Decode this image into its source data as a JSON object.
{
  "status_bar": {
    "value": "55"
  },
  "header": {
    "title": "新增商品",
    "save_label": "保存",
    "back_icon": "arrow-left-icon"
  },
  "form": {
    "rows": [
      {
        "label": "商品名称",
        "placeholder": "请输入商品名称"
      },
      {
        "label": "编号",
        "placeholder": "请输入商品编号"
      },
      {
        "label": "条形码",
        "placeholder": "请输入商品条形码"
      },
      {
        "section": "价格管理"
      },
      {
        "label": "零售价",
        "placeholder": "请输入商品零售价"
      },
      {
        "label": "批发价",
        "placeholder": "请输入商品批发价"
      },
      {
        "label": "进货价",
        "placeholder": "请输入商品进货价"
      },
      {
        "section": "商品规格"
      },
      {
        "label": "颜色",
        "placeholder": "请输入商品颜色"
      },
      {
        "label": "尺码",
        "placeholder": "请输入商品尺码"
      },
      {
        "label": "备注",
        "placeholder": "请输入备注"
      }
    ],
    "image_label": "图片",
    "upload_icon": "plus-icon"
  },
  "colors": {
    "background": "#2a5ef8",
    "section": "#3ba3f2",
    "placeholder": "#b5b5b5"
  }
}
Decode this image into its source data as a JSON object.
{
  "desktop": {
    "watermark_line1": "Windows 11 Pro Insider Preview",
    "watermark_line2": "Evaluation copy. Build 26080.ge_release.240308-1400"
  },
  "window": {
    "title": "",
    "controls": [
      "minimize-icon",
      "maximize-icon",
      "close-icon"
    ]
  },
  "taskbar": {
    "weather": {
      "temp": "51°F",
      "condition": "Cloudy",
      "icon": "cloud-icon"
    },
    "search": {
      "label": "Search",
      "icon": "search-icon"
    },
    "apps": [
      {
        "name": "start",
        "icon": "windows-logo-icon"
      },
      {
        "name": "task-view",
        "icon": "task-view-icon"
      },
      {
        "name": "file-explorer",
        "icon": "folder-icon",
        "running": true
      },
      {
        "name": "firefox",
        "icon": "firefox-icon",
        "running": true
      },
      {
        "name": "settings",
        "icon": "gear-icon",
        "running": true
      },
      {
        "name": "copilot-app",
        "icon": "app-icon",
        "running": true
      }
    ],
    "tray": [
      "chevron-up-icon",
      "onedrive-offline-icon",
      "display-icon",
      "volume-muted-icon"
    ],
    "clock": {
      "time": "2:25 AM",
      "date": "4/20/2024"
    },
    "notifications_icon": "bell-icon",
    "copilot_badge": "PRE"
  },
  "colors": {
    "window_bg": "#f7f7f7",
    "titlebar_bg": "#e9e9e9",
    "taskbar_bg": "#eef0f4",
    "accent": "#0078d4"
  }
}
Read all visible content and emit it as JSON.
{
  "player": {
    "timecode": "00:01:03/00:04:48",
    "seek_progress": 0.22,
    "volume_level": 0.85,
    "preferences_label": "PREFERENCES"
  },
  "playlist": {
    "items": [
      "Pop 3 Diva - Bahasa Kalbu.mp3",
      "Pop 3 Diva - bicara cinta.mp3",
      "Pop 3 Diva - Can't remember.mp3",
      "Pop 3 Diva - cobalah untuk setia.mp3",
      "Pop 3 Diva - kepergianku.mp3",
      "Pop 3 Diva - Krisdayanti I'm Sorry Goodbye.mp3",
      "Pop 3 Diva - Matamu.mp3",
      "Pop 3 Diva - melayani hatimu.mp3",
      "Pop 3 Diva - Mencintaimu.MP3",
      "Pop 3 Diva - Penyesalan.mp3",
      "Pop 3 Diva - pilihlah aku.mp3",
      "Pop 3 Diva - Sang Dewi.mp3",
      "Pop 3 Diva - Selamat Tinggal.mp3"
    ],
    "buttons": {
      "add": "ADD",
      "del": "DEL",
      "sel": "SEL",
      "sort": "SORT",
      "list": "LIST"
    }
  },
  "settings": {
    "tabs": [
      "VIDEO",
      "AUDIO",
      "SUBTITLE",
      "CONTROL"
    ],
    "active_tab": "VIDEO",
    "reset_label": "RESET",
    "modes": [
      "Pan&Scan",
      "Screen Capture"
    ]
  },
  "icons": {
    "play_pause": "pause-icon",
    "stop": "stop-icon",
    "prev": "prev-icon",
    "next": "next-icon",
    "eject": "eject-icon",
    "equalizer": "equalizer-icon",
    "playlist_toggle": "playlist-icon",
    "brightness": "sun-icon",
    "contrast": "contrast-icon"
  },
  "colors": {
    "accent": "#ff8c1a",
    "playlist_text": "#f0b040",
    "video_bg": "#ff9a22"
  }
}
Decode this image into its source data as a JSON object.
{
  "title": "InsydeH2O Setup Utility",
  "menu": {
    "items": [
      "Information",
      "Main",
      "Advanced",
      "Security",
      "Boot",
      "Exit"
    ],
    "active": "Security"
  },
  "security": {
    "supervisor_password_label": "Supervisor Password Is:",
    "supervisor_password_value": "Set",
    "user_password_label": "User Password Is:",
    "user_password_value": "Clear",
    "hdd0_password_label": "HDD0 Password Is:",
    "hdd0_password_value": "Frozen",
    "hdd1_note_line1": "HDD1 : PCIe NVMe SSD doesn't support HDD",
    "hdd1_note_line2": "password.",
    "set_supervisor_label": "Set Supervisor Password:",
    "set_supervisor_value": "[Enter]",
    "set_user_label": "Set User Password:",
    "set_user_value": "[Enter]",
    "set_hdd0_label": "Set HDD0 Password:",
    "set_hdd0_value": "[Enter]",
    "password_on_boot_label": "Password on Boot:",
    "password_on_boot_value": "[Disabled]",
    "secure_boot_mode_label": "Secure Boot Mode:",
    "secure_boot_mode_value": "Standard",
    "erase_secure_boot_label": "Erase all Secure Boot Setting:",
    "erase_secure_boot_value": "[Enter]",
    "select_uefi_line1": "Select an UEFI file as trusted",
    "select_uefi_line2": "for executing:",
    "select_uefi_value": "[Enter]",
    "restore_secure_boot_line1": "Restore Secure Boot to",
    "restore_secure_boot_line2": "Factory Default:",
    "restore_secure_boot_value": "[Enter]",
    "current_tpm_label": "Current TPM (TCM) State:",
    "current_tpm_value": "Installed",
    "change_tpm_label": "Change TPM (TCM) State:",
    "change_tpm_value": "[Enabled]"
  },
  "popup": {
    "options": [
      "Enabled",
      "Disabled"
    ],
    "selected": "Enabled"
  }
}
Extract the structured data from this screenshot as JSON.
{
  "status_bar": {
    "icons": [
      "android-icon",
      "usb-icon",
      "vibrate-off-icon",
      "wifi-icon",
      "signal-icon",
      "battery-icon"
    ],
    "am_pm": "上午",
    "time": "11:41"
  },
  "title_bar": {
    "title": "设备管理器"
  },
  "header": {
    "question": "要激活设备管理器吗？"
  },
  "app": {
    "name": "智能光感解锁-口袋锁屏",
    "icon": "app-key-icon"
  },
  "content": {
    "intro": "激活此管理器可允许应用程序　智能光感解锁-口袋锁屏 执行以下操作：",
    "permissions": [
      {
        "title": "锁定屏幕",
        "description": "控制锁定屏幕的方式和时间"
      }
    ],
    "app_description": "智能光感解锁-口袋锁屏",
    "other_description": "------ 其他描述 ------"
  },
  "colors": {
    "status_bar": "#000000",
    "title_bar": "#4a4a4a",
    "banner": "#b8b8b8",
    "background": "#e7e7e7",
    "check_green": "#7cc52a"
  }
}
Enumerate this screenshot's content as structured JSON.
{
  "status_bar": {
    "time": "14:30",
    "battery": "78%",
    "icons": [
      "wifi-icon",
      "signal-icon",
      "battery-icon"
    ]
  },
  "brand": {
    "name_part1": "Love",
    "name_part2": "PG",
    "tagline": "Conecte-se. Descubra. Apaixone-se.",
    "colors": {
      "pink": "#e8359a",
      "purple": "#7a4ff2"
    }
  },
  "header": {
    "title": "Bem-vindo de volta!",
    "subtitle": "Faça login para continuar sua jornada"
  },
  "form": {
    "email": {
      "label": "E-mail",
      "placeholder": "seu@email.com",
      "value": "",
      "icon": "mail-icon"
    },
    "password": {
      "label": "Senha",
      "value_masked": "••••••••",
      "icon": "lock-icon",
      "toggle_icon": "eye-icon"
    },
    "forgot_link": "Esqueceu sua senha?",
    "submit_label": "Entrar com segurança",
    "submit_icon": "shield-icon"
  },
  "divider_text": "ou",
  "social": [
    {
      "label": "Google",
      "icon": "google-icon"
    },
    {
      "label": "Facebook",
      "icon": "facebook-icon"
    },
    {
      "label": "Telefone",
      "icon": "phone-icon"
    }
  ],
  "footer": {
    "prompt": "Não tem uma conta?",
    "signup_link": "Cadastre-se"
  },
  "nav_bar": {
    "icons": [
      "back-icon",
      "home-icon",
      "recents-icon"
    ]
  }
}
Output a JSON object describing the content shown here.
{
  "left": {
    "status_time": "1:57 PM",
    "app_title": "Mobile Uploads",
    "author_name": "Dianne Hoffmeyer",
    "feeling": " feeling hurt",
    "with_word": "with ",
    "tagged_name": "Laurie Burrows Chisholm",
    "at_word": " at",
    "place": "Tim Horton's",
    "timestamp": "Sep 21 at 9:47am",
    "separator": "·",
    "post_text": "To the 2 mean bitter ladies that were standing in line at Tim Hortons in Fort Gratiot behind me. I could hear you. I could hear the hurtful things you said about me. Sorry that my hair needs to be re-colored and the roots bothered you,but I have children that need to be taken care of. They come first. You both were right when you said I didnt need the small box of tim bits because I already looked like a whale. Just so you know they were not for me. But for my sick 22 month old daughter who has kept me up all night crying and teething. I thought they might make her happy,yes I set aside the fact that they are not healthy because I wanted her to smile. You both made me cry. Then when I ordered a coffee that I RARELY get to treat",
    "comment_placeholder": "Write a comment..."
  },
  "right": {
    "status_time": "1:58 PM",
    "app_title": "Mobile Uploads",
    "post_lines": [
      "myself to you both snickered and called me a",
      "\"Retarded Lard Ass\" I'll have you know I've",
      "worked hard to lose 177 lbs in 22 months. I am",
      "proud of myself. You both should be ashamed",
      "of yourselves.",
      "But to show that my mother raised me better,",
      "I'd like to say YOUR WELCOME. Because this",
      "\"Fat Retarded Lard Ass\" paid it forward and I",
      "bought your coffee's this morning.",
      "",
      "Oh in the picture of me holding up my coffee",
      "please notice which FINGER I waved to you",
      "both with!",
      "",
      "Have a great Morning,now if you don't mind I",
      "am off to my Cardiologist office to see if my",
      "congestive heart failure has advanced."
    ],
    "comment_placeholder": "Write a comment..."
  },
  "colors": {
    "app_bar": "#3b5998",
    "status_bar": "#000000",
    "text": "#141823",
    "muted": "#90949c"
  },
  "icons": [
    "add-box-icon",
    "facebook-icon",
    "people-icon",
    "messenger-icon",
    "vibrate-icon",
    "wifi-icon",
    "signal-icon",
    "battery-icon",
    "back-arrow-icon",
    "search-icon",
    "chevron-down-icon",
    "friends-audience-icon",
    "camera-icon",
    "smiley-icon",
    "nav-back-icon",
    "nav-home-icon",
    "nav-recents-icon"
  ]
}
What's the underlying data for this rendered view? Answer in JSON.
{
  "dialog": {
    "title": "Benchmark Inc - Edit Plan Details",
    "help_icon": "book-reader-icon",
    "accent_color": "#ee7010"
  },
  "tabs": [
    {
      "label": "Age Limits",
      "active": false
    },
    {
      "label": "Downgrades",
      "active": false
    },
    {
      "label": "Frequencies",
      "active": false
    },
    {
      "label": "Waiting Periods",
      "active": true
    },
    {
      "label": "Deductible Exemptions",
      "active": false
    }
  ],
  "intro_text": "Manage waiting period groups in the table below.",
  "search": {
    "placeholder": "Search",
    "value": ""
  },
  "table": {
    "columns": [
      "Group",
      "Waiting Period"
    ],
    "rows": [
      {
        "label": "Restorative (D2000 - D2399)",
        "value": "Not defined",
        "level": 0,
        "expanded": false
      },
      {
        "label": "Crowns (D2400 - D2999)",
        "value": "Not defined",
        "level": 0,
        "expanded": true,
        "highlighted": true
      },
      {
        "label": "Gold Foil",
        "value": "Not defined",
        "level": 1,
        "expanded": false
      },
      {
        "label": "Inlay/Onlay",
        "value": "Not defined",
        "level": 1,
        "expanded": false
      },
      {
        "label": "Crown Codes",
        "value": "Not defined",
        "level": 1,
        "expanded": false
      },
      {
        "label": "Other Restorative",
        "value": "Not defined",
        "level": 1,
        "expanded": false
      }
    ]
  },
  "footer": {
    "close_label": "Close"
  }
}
++++++
▶ **Short task**:
Show all lines in the entries above where the word "State" appears.

▶ **Solution**:
    "current_tpm_label": "Current TPM (TCM) State:",
    "change_tpm_label": "Change TPM (TCM) State:",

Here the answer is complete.